- **WHAT IS ASKED**: Scan the lines and state how many carry "初级精母细胞". Leave out everything but the number.

- **DATA IN THIS EXERCISE**:
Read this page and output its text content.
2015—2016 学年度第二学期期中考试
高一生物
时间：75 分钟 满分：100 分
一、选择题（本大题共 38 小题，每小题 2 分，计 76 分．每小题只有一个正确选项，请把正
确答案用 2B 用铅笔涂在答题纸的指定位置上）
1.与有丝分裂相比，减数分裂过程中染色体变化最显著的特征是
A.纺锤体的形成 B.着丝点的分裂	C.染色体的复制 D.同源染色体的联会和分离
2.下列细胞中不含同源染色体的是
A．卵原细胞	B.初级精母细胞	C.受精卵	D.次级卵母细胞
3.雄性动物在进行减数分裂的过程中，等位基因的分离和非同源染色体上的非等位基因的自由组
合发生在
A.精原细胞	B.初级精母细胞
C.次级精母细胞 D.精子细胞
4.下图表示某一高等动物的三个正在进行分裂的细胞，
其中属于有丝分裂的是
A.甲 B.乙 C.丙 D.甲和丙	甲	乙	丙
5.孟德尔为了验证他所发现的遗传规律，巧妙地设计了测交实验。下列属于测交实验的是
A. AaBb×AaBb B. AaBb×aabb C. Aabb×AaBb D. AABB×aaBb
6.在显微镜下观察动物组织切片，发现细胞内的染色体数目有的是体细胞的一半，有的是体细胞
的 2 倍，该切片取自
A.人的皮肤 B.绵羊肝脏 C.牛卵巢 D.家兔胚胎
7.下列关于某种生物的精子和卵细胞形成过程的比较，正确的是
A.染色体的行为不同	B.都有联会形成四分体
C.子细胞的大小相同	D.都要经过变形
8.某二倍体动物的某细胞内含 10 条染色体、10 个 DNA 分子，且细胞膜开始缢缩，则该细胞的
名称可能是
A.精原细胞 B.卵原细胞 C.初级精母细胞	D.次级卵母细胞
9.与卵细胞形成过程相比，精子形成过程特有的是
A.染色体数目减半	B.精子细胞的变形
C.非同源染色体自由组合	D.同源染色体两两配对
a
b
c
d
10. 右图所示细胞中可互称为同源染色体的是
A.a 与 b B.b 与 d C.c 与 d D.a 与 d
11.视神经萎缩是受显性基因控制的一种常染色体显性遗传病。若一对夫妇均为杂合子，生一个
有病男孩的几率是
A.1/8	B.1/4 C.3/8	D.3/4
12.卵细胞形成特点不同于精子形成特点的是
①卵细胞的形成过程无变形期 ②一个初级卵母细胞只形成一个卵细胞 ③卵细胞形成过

- **WRITTEN RESPONSE**: 3